Stored data:
============================================================

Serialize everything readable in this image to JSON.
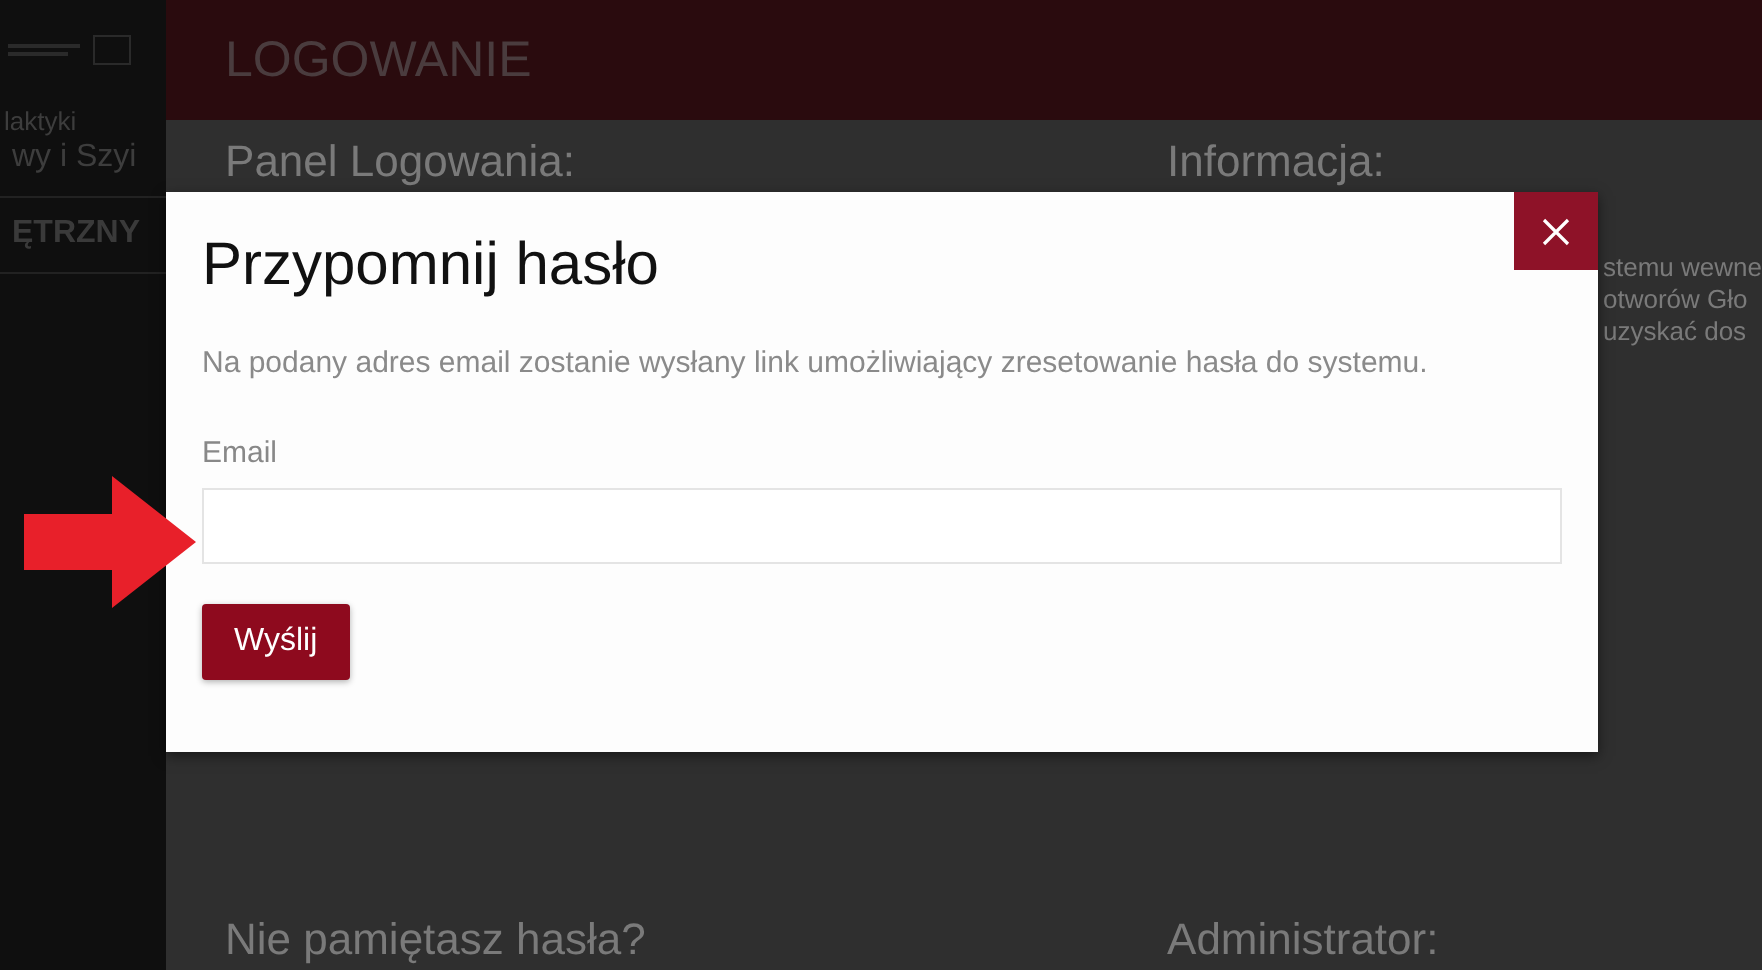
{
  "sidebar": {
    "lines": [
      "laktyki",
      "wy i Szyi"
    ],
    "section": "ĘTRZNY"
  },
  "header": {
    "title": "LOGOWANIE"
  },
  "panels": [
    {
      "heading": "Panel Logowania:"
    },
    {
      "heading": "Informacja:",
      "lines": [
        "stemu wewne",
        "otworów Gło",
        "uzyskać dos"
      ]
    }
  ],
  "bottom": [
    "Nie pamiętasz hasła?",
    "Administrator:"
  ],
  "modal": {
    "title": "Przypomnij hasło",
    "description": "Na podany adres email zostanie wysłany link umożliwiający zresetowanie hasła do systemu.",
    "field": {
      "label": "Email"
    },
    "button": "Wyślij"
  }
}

============================================================

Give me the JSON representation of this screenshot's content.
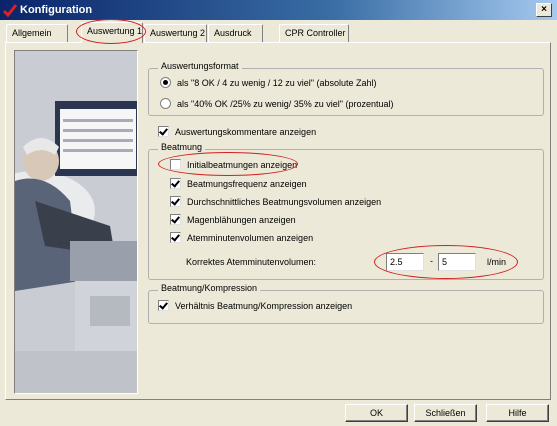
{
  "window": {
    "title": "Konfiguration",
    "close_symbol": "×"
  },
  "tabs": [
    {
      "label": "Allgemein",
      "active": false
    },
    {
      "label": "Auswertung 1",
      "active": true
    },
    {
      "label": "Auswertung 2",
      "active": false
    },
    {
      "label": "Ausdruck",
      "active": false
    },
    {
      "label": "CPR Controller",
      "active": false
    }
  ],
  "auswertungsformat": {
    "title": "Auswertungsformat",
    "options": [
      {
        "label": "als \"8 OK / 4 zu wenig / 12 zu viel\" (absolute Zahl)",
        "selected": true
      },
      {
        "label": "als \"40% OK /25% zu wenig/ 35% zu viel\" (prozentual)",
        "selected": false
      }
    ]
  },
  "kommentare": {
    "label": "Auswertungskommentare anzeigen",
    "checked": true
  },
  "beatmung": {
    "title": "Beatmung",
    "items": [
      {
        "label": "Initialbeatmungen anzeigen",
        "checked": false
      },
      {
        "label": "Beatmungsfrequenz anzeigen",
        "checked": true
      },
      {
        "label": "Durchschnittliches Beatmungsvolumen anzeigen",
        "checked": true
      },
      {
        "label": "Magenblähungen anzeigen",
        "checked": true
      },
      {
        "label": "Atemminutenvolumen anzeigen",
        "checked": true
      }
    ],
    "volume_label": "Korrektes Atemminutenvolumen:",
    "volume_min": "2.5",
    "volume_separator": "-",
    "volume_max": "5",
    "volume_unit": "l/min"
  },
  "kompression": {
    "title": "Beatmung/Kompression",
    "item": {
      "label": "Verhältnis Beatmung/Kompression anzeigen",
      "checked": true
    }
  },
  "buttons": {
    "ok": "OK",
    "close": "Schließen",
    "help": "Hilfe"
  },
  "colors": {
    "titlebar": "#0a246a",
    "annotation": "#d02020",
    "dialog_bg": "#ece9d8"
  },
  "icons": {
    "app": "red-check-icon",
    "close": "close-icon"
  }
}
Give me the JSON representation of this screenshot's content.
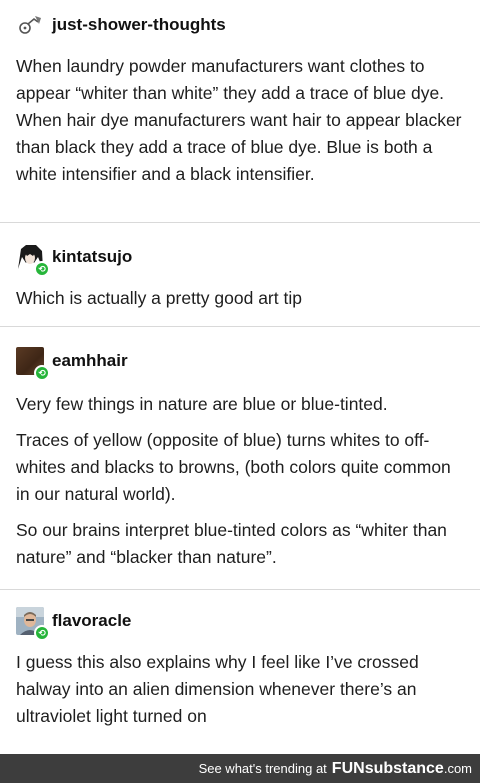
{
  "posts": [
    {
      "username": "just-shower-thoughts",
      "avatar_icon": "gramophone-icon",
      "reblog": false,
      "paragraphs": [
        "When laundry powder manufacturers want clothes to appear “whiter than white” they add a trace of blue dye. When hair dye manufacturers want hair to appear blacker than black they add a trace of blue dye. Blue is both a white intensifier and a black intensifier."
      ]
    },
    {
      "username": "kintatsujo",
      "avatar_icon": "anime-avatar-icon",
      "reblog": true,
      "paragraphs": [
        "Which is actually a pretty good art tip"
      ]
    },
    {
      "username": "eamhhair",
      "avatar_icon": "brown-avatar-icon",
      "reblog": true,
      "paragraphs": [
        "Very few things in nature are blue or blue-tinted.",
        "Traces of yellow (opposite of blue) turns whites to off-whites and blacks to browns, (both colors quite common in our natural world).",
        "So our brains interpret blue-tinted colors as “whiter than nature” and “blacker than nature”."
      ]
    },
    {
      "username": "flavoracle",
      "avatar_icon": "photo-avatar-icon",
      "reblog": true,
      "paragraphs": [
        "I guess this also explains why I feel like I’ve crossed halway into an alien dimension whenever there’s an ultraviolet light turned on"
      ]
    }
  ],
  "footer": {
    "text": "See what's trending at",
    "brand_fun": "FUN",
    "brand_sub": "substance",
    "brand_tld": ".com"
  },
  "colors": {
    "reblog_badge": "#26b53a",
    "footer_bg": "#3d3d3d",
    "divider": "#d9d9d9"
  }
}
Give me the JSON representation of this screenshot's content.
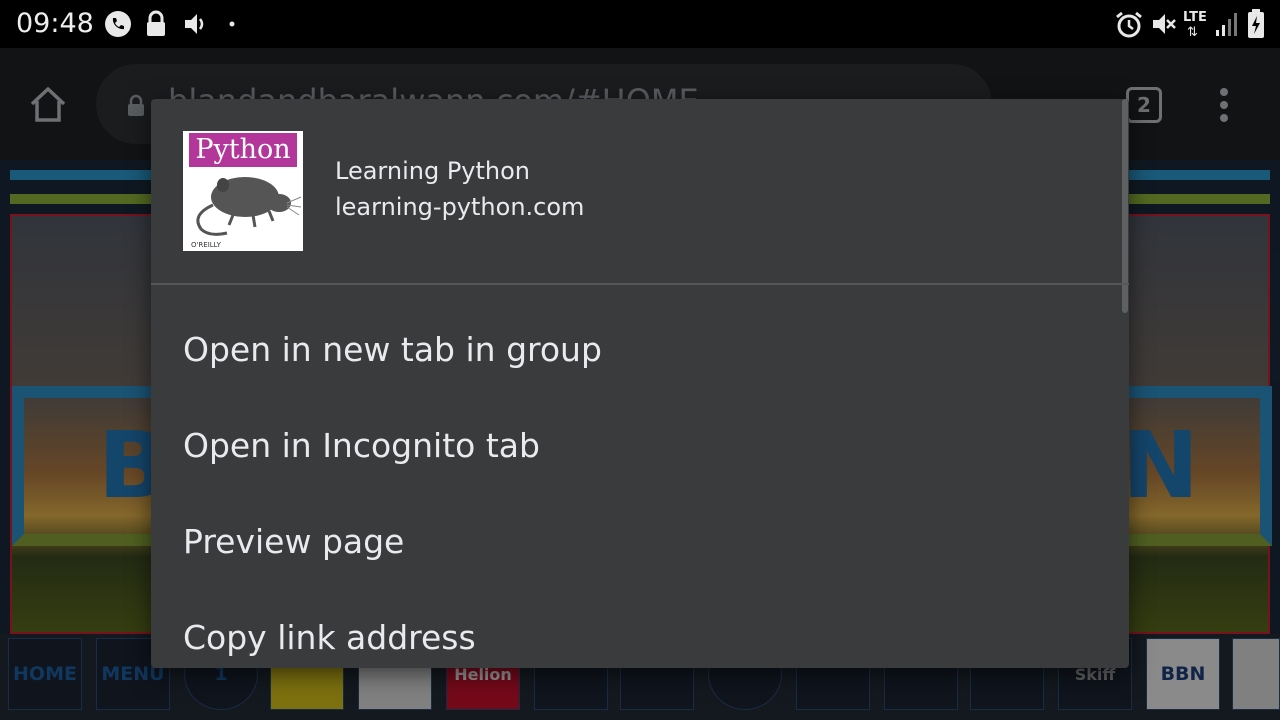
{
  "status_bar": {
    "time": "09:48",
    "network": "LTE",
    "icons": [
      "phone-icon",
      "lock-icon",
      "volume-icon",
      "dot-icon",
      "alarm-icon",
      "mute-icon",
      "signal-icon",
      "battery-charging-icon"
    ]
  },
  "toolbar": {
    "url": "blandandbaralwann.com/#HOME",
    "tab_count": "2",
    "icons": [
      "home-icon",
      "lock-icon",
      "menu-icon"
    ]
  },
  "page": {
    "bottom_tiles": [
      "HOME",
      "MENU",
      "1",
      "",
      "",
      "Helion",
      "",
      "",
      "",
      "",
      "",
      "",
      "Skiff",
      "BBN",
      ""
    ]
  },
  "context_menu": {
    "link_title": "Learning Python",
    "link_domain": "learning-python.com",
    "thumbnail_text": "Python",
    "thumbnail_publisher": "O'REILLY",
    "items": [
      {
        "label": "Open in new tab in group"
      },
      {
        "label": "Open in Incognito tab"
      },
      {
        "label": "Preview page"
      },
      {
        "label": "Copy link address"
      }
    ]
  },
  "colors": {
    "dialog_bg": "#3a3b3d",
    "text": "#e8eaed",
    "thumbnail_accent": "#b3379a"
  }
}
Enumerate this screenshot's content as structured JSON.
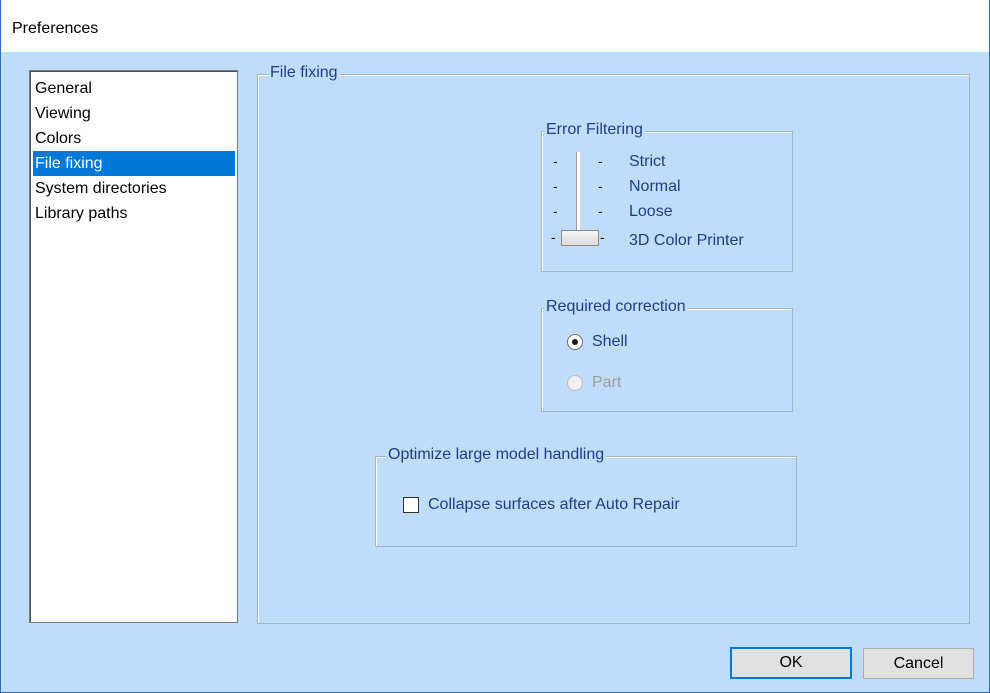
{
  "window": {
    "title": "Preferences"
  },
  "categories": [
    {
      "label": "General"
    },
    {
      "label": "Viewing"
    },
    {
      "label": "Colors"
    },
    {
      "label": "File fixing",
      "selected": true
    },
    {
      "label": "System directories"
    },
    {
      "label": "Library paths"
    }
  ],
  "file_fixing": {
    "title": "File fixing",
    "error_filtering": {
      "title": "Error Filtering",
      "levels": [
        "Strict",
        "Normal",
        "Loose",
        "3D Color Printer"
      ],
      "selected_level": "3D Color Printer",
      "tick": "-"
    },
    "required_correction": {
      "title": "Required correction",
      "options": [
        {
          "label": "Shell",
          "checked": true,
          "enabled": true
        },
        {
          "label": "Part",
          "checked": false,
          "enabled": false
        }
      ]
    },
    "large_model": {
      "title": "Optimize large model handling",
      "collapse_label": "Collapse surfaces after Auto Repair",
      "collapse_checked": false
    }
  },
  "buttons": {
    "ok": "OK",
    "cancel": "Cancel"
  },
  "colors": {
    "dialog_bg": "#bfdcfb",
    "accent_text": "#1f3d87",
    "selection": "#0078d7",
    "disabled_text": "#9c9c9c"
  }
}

============================================================

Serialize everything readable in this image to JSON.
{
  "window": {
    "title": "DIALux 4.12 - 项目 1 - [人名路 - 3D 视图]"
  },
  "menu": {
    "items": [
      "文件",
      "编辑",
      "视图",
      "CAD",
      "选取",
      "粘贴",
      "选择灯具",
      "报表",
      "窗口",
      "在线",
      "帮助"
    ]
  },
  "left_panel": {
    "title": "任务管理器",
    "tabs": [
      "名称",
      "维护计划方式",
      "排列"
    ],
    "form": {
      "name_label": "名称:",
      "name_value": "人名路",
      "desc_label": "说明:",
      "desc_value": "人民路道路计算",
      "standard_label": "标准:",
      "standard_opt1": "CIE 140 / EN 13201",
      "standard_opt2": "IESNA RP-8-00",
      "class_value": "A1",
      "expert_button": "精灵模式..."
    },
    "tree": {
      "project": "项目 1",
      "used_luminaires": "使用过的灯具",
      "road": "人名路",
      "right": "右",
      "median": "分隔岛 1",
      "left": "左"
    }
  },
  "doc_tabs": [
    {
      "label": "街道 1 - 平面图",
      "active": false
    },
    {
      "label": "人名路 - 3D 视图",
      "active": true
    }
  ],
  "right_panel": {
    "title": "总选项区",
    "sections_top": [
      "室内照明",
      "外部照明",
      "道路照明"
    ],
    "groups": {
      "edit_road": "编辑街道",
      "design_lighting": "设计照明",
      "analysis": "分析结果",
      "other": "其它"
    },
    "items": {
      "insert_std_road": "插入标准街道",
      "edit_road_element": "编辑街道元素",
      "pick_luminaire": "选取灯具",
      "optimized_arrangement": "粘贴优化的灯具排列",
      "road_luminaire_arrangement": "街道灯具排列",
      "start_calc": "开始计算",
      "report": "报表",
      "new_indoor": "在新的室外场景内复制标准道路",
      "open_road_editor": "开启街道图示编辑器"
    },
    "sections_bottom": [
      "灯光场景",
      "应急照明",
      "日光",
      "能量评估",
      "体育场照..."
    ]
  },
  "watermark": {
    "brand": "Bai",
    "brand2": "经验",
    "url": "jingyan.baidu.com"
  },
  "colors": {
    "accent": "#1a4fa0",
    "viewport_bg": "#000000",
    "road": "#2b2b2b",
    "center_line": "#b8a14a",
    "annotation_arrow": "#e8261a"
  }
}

============================================================

■ **PROBLEM REQUIREMENTS**
Look through the entries and find each line that has the string "nature". Copy those lines.

■ **COMPLETED EXERCISE**
        "Very few things in nature are blue or blue-tinted.",
        "So our brains interpret blue-tinted colors as “whiter than nature” and “blacker than nature”."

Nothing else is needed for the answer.